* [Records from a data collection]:
◇ ◇ ◇ ◇ ◇ ◇ ◇

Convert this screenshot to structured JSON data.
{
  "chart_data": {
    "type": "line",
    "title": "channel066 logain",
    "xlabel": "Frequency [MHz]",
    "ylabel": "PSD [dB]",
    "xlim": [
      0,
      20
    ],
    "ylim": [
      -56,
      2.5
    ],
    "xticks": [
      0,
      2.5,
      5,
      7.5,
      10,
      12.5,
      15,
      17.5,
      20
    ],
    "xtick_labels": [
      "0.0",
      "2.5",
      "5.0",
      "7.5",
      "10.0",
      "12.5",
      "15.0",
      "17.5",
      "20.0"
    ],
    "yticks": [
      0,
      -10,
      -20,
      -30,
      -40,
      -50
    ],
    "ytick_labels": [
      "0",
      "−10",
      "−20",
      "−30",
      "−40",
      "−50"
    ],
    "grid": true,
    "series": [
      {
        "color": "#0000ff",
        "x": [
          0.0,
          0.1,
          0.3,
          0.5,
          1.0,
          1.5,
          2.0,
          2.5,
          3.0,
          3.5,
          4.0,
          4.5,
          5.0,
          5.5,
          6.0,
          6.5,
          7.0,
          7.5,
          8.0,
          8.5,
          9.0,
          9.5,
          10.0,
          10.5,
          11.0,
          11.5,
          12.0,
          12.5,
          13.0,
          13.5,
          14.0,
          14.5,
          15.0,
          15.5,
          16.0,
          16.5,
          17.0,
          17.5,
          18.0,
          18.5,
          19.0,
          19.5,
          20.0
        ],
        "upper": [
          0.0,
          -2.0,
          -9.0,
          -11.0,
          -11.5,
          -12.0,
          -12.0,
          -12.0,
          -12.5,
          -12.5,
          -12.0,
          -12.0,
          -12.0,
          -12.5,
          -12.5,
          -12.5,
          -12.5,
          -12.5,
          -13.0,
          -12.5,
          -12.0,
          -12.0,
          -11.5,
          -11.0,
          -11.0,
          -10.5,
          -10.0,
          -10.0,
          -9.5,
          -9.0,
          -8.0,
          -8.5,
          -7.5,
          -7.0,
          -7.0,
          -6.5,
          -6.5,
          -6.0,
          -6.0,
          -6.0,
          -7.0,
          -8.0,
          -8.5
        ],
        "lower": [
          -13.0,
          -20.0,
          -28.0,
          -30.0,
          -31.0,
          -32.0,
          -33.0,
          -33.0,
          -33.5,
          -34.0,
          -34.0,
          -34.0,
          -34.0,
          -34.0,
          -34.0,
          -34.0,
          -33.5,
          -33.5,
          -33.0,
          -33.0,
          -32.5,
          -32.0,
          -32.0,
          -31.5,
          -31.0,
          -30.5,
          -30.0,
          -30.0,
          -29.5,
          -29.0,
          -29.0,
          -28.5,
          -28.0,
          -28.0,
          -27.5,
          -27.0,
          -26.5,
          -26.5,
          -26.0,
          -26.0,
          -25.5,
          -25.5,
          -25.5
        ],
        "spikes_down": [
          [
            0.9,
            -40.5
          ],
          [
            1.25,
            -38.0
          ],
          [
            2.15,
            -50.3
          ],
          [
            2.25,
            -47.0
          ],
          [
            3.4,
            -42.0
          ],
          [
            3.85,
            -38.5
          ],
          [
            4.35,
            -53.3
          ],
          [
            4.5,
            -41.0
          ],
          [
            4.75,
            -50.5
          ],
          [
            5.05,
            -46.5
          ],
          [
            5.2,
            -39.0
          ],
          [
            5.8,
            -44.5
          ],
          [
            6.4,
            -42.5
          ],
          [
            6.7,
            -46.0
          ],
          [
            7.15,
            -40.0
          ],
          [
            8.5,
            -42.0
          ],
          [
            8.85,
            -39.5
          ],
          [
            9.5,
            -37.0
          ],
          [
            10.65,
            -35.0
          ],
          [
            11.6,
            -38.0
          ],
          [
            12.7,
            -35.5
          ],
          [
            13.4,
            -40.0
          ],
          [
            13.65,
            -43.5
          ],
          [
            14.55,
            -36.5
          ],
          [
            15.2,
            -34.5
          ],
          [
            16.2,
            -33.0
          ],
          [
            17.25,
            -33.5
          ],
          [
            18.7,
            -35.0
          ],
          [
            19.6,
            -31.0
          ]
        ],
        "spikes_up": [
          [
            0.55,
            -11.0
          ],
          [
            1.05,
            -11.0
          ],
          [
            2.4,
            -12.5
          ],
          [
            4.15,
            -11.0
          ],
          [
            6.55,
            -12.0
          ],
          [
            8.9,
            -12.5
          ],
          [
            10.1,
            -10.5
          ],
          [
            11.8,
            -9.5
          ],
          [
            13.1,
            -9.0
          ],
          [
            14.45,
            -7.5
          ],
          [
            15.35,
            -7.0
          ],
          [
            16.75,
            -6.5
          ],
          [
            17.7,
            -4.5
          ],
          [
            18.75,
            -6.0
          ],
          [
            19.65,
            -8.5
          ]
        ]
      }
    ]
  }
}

◇ ◇ ◇ ◇ ◇ ◇ ◇

Without leaving anything out, quote all the data.

Convert this screenshot to structured JSON data.
{
  "chart_data": {
    "type": "line",
    "title": "channel066 logain",
    "xlabel": "Frequency [MHz]",
    "ylabel": "PSD [dB]",
    "xlim": [
      0,
      20
    ],
    "ylim": [
      -56,
      2.5
    ],
    "xticks": [
      0,
      2.5,
      5,
      7.5,
      10,
      12.5,
      15,
      17.5,
      20
    ],
    "xtick_labels": [
      "0.0",
      "2.5",
      "5.0",
      "7.5",
      "10.0",
      "12.5",
      "15.0",
      "17.5",
      "20.0"
    ],
    "yticks": [
      0,
      -10,
      -20,
      -30,
      -40,
      -50
    ],
    "ytick_labels": [
      "0",
      "−10",
      "−20",
      "−30",
      "−40",
      "−50"
    ],
    "grid": true,
    "series": [
      {
        "color": "#0000ff",
        "x": [
          0.0,
          0.1,
          0.3,
          0.5,
          1.0,
          1.5,
          2.0,
          2.5,
          3.0,
          3.5,
          4.0,
          4.5,
          5.0,
          5.5,
          6.0,
          6.5,
          7.0,
          7.5,
          8.0,
          8.5,
          9.0,
          9.5,
          10.0,
          10.5,
          11.0,
          11.5,
          12.0,
          12.5,
          13.0,
          13.5,
          14.0,
          14.5,
          15.0,
          15.5,
          16.0,
          16.5,
          17.0,
          17.5,
          18.0,
          18.5,
          19.0,
          19.5,
          20.0
        ],
        "upper": [
          0.0,
          -2.0,
          -9.0,
          -11.0,
          -11.5,
          -12.0,
          -12.0,
          -12.0,
          -12.5,
          -12.5,
          -12.0,
          -12.0,
          -12.0,
          -12.5,
          -12.5,
          -12.5,
          -12.5,
          -12.5,
          -13.0,
          -12.5,
          -12.0,
          -12.0,
          -11.5,
          -11.0,
          -11.0,
          -10.5,
          -10.0,
          -10.0,
          -9.5,
          -9.0,
          -8.0,
          -8.5,
          -7.5,
          -7.0,
          -7.0,
          -6.5,
          -6.5,
          -6.0,
          -6.0,
          -6.0,
          -7.0,
          -8.0,
          -8.5
        ],
        "lower": [
          -13.0,
          -20.0,
          -28.0,
          -30.0,
          -31.0,
          -32.0,
          -33.0,
          -33.0,
          -33.5,
          -34.0,
          -34.0,
          -34.0,
          -34.0,
          -34.0,
          -34.0,
          -34.0,
          -33.5,
          -33.5,
          -33.0,
          -33.0,
          -32.5,
          -32.0,
          -32.0,
          -31.5,
          -31.0,
          -30.5,
          -30.0,
          -30.0,
          -29.5,
          -29.0,
          -29.0,
          -28.5,
          -28.0,
          -28.0,
          -27.5,
          -27.0,
          -26.5,
          -26.5,
          -26.0,
          -26.0,
          -25.5,
          -25.5,
          -25.5
        ],
        "spikes_down": [
          [
            0.9,
            -40.5
          ],
          [
            1.25,
            -38.0
          ],
          [
            2.15,
            -50.3
          ],
          [
            2.25,
            -47.0
          ],
          [
            3.4,
            -42.0
          ],
          [
            3.85,
            -38.5
          ],
          [
            4.35,
            -53.3
          ],
          [
            4.5,
            -41.0
          ],
          [
            4.75,
            -50.5
          ],
          [
            5.05,
            -46.5
          ],
          [
            5.2,
            -39.0
          ],
          [
            5.8,
            -44.5
          ],
          [
            6.4,
            -42.5
          ],
          [
            6.7,
            -46.0
          ],
          [
            7.15,
            -40.0
          ],
          [
            8.5,
            -42.0
          ],
          [
            8.85,
            -39.5
          ],
          [
            9.5,
            -37.0
          ],
          [
            10.65,
            -35.0
          ],
          [
            11.6,
            -38.0
          ],
          [
            12.7,
            -35.5
          ],
          [
            13.4,
            -40.0
          ],
          [
            13.65,
            -43.5
          ],
          [
            14.55,
            -36.5
          ],
          [
            15.2,
            -34.5
          ],
          [
            16.2,
            -33.0
          ],
          [
            17.25,
            -33.5
          ],
          [
            18.7,
            -35.0
          ],
          [
            19.6,
            -31.0
          ]
        ],
        "spikes_up": [
          [
            0.55,
            -11.0
          ],
          [
            1.05,
            -11.0
          ],
          [
            2.4,
            -12.5
          ],
          [
            4.15,
            -11.0
          ],
          [
            6.55,
            -12.0
          ],
          [
            8.9,
            -12.5
          ],
          [
            10.1,
            -10.5
          ],
          [
            11.8,
            -9.5
          ],
          [
            13.1,
            -9.0
          ],
          [
            14.45,
            -7.5
          ],
          [
            15.35,
            -7.0
          ],
          [
            16.75,
            -6.5
          ],
          [
            17.7,
            -4.5
          ],
          [
            18.75,
            -6.0
          ],
          [
            19.65,
            -8.5
          ]
        ]
      }
    ]
  }
}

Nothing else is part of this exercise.